__Stated goal__
Print all the data, keeping every line exactly as it is.

__Source material__
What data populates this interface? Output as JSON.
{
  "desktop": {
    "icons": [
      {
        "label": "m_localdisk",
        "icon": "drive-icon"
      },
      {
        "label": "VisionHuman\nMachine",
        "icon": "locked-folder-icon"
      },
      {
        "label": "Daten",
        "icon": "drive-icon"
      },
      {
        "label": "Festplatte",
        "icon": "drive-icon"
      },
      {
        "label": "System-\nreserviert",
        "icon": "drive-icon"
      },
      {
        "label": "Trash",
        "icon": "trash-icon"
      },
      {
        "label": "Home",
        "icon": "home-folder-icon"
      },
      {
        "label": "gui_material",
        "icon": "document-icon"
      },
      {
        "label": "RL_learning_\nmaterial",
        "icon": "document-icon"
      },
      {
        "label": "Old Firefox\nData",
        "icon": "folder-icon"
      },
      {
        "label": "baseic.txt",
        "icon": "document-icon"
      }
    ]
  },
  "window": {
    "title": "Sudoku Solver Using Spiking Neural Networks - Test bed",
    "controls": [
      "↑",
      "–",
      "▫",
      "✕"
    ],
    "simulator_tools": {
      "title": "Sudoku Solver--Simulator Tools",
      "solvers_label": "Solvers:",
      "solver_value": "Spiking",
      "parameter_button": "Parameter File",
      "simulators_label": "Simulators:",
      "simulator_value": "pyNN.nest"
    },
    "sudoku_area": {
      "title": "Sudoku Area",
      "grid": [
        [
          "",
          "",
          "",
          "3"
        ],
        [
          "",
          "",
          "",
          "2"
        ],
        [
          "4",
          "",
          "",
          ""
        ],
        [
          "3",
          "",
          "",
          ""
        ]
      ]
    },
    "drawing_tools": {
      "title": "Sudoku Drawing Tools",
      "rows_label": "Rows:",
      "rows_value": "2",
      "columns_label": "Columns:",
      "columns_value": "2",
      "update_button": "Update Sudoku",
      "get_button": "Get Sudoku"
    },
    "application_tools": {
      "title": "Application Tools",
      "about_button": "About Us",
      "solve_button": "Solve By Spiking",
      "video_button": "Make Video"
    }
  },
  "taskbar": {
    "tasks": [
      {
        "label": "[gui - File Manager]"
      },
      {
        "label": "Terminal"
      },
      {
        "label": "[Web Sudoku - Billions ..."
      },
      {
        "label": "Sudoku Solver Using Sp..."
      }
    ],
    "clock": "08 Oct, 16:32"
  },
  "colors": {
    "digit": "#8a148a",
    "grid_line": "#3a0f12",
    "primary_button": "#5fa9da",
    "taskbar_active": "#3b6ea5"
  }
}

__Answer below__
What data populates this interface? Output as JSON.
{
  "desktop": {
    "icons": [
      {
        "label": "m_localdisk",
        "icon": "drive-icon"
      },
      {
        "label": "VisionHuman\nMachine",
        "icon": "locked-folder-icon"
      },
      {
        "label": "Daten",
        "icon": "drive-icon"
      },
      {
        "label": "Festplatte",
        "icon": "drive-icon"
      },
      {
        "label": "System-\nreserviert",
        "icon": "drive-icon"
      },
      {
        "label": "Trash",
        "icon": "trash-icon"
      },
      {
        "label": "Home",
        "icon": "home-folder-icon"
      },
      {
        "label": "gui_material",
        "icon": "document-icon"
      },
      {
        "label": "RL_learning_\nmaterial",
        "icon": "document-icon"
      },
      {
        "label": "Old Firefox\nData",
        "icon": "folder-icon"
      },
      {
        "label": "baseic.txt",
        "icon": "document-icon"
      }
    ]
  },
  "window": {
    "title": "Sudoku Solver Using Spiking Neural Networks - Test bed",
    "controls": [
      "↑",
      "–",
      "▫",
      "✕"
    ],
    "simulator_tools": {
      "title": "Sudoku Solver--Simulator Tools",
      "solvers_label": "Solvers:",
      "solver_value": "Spiking",
      "parameter_button": "Parameter File",
      "simulators_label": "Simulators:",
      "simulator_value": "pyNN.nest"
    },
    "sudoku_area": {
      "title": "Sudoku Area",
      "grid": [
        [
          "",
          "",
          "",
          "3"
        ],
        [
          "",
          "",
          "",
          "2"
        ],
        [
          "4",
          "",
          "",
          ""
        ],
        [
          "3",
          "",
          "",
          ""
        ]
      ]
    },
    "drawing_tools": {
      "title": "Sudoku Drawing Tools",
      "rows_label": "Rows:",
      "rows_value": "2",
      "columns_label": "Columns:",
      "columns_value": "2",
      "update_button": "Update Sudoku",
      "get_button": "Get Sudoku"
    },
    "application_tools": {
      "title": "Application Tools",
      "about_button": "About Us",
      "solve_button": "Solve By Spiking",
      "video_button": "Make Video"
    }
  },
  "taskbar": {
    "tasks": [
      {
        "label": "[gui - File Manager]"
      },
      {
        "label": "Terminal"
      },
      {
        "label": "[Web Sudoku - Billions ..."
      },
      {
        "label": "Sudoku Solver Using Sp..."
      }
    ],
    "clock": "08 Oct, 16:32"
  },
  "colors": {
    "digit": "#8a148a",
    "grid_line": "#3a0f12",
    "primary_button": "#5fa9da",
    "taskbar_active": "#3b6ea5"
  }
}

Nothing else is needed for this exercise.